**Data extract**

━━━━━━

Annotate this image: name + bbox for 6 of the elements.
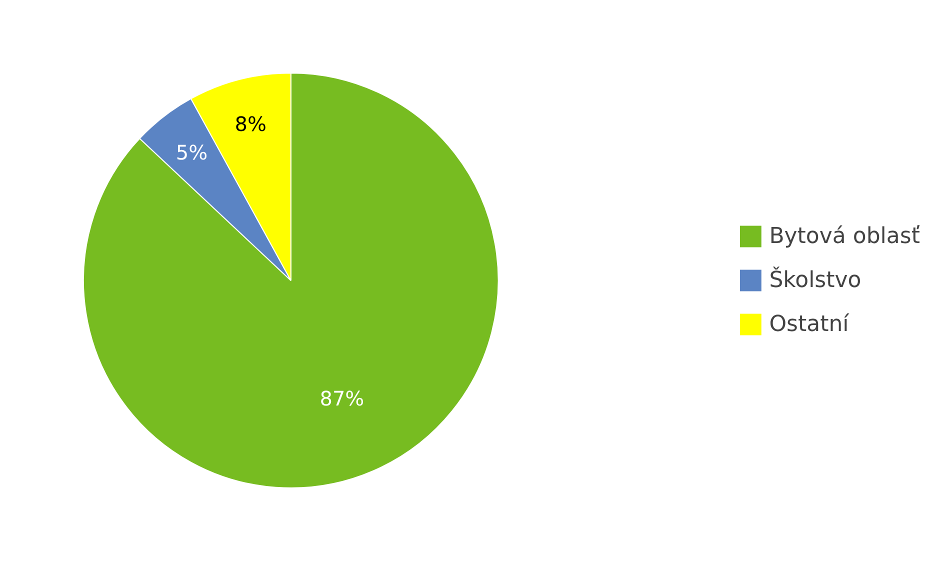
legend-label: Ostatní (769, 312, 849, 336)
legend-label: Školstvo (769, 268, 862, 292)
data-label: 87% (320, 386, 364, 411)
legend-label: Bytová oblasť (769, 224, 920, 248)
data-label: 5% (176, 140, 208, 165)
data-label: 8% (234, 112, 267, 136)
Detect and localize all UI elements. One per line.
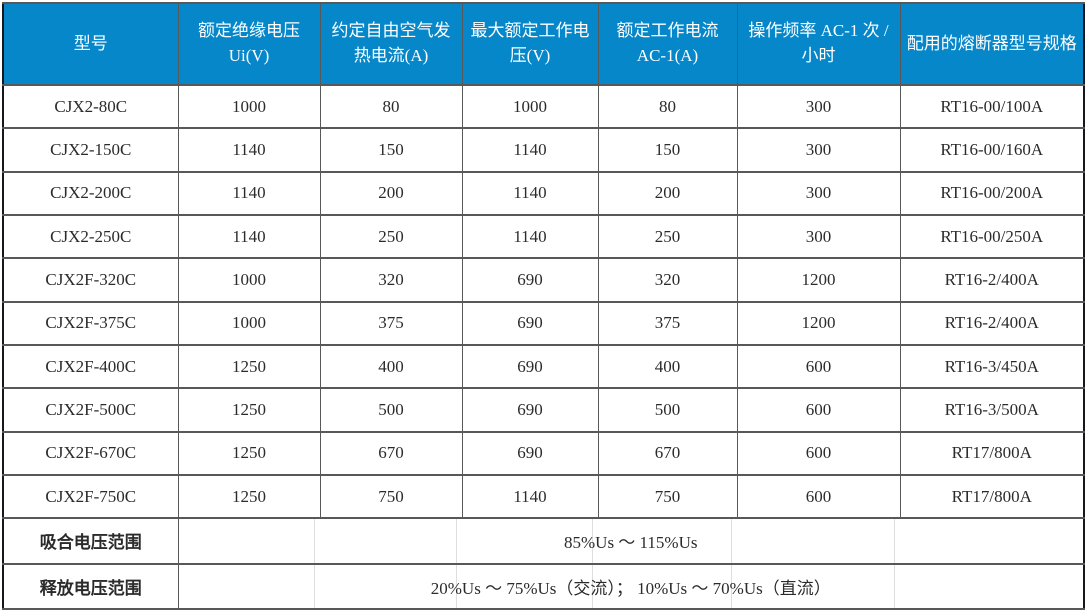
cell-value: 670 bbox=[319, 430, 463, 476]
cell-model: CJX2-80C bbox=[2, 83, 179, 130]
cell-value: 1000 bbox=[177, 300, 321, 346]
table-row: CJX2F-670C 1250 670 690 670 600 RT17/800… bbox=[2, 430, 1085, 476]
cell-value: 1140 bbox=[177, 170, 321, 216]
pickup-voltage-label: 吸合电压范围 bbox=[2, 517, 179, 565]
cell-value: 1140 bbox=[461, 127, 599, 173]
cell-value: 690 bbox=[461, 387, 599, 433]
col-header-insulation-voltage: 额定绝缘电压 Ui(V) bbox=[177, 2, 321, 86]
cell-model: CJX2-150C bbox=[2, 127, 179, 173]
cell-model: CJX2F-375C bbox=[2, 300, 179, 346]
release-voltage-value: 20%Us ～ 75%Us（交流）； 10%Us ～ 70%Us（直流） bbox=[177, 562, 1085, 611]
table-row: CJX2-80C 1000 80 1000 80 300 RT16-00/100… bbox=[2, 83, 1085, 130]
cell-value: 400 bbox=[597, 343, 738, 390]
cell-value: RT16-00/100A bbox=[899, 83, 1085, 130]
col-header-max-working-voltage: 最大额定工作电压(V) bbox=[461, 2, 599, 86]
cell-value: 400 bbox=[319, 343, 463, 390]
pickup-voltage-row: 吸合电压范围 85%Us ～ 115%Us bbox=[2, 517, 1085, 565]
cell-value: RT16-00/250A bbox=[899, 213, 1085, 260]
cell-value: 750 bbox=[597, 473, 738, 520]
cell-value: 600 bbox=[736, 430, 901, 476]
cell-value: 690 bbox=[461, 430, 599, 476]
cell-value: RT16-3/500A bbox=[899, 387, 1085, 433]
release-voltage-row: 释放电压范围 20%Us ～ 75%Us（交流）； 10%Us ～ 70%Us（… bbox=[2, 562, 1085, 611]
cell-value: 500 bbox=[597, 387, 738, 433]
release-voltage-label: 释放电压范围 bbox=[2, 562, 179, 611]
cell-value: 375 bbox=[319, 300, 463, 346]
cell-value: 1140 bbox=[177, 213, 321, 260]
table-row: CJX2-200C 1140 200 1140 200 300 RT16-00/… bbox=[2, 170, 1085, 216]
cell-model: CJX2-250C bbox=[2, 213, 179, 260]
cell-value: 600 bbox=[736, 387, 901, 433]
cell-value: 1200 bbox=[736, 300, 901, 346]
cell-value: 320 bbox=[319, 257, 463, 303]
cell-value: 300 bbox=[736, 127, 901, 173]
table-row: CJX2F-750C 1250 750 1140 750 600 RT17/80… bbox=[2, 473, 1085, 520]
cell-value: 600 bbox=[736, 473, 901, 520]
cell-model: CJX2F-500C bbox=[2, 387, 179, 433]
cell-value: RT17/800A bbox=[899, 430, 1085, 476]
cell-value: 690 bbox=[461, 343, 599, 390]
cell-value: 150 bbox=[319, 127, 463, 173]
table-row: CJX2F-500C 1250 500 690 500 600 RT16-3/5… bbox=[2, 387, 1085, 433]
cell-value: 300 bbox=[736, 83, 901, 130]
cell-value: 80 bbox=[319, 83, 463, 130]
cell-value: 1140 bbox=[461, 213, 599, 260]
cell-value: 1250 bbox=[177, 430, 321, 476]
cell-value: 670 bbox=[597, 430, 738, 476]
cell-value: 250 bbox=[597, 213, 738, 260]
cell-value: 200 bbox=[597, 170, 738, 216]
header-row: 型号 额定绝缘电压 Ui(V) 约定自由空气发热电流(A) 最大额定工作电压(V… bbox=[2, 2, 1085, 86]
col-header-working-current: 额定工作电流 AC-1(A) bbox=[597, 2, 738, 86]
cell-value: 250 bbox=[319, 213, 463, 260]
cell-value: RT16-00/200A bbox=[899, 170, 1085, 216]
cell-value: 1140 bbox=[461, 170, 599, 216]
cell-value: 1250 bbox=[177, 473, 321, 520]
cell-value: 1250 bbox=[177, 387, 321, 433]
table-row: CJX2-250C 1140 250 1140 250 300 RT16-00/… bbox=[2, 213, 1085, 260]
col-header-model: 型号 bbox=[2, 2, 179, 86]
cell-value: 690 bbox=[461, 257, 599, 303]
cell-value: 300 bbox=[736, 213, 901, 260]
cell-model: CJX2F-320C bbox=[2, 257, 179, 303]
cell-model: CJX2F-750C bbox=[2, 473, 179, 520]
cell-value: 1000 bbox=[461, 83, 599, 130]
cell-value: RT16-3/450A bbox=[899, 343, 1085, 390]
cell-value: 200 bbox=[319, 170, 463, 216]
col-header-thermal-current: 约定自由空气发热电流(A) bbox=[319, 2, 463, 86]
cell-value: RT16-00/160A bbox=[899, 127, 1085, 173]
table-row: CJX2-150C 1140 150 1140 150 300 RT16-00/… bbox=[2, 127, 1085, 173]
cell-value: 1000 bbox=[177, 257, 321, 303]
table-row: CJX2F-320C 1000 320 690 320 1200 RT16-2/… bbox=[2, 257, 1085, 303]
pickup-voltage-value: 85%Us ～ 115%Us bbox=[177, 517, 1085, 565]
cell-model: CJX2F-670C bbox=[2, 430, 179, 476]
cell-value: 690 bbox=[461, 300, 599, 346]
cell-value: RT17/800A bbox=[899, 473, 1085, 520]
table-row: CJX2F-400C 1250 400 690 400 600 RT16-3/4… bbox=[2, 343, 1085, 390]
cell-value: 1140 bbox=[177, 127, 321, 173]
col-header-fuse-spec: 配用的熔断器型号规格 bbox=[899, 2, 1085, 86]
table-row: CJX2F-375C 1000 375 690 375 1200 RT16-2/… bbox=[2, 300, 1085, 346]
cell-value: 375 bbox=[597, 300, 738, 346]
cell-model: CJX2F-400C bbox=[2, 343, 179, 390]
cell-value: 80 bbox=[597, 83, 738, 130]
col-header-operating-frequency: 操作频率 AC-1 次 / 小时 bbox=[736, 2, 901, 86]
cell-value: 320 bbox=[597, 257, 738, 303]
cell-value: 500 bbox=[319, 387, 463, 433]
cell-value: 1250 bbox=[177, 343, 321, 390]
cell-value: RT16-2/400A bbox=[899, 300, 1085, 346]
cell-value: 600 bbox=[736, 343, 901, 390]
cell-value: 1000 bbox=[177, 83, 321, 130]
cell-value: 1200 bbox=[736, 257, 901, 303]
cell-model: CJX2-200C bbox=[2, 170, 179, 216]
cell-value: 300 bbox=[736, 170, 901, 216]
cell-value: 750 bbox=[319, 473, 463, 520]
cell-value: 150 bbox=[597, 127, 738, 173]
cell-value: 1140 bbox=[461, 473, 599, 520]
cell-value: RT16-2/400A bbox=[899, 257, 1085, 303]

━━━━━━

**What the task asks**
Copy the listing word for word from its first line through the line containing "Detect and localize", including that line, and leave the pictures out.

**Response for this exercise**
Annotate this image: name + bbox for 6 of the elements.
legend-label: Ostatní (769, 312, 849, 336)
legend-label: Školstvo (769, 268, 862, 292)
data-label: 87% (320, 386, 364, 411)
legend-label: Bytová oblasť (769, 224, 920, 248)
data-label: 5% (176, 140, 208, 165)
data-label: 8% (234, 112, 267, 136)
Detect and localize all UI elements. One per line.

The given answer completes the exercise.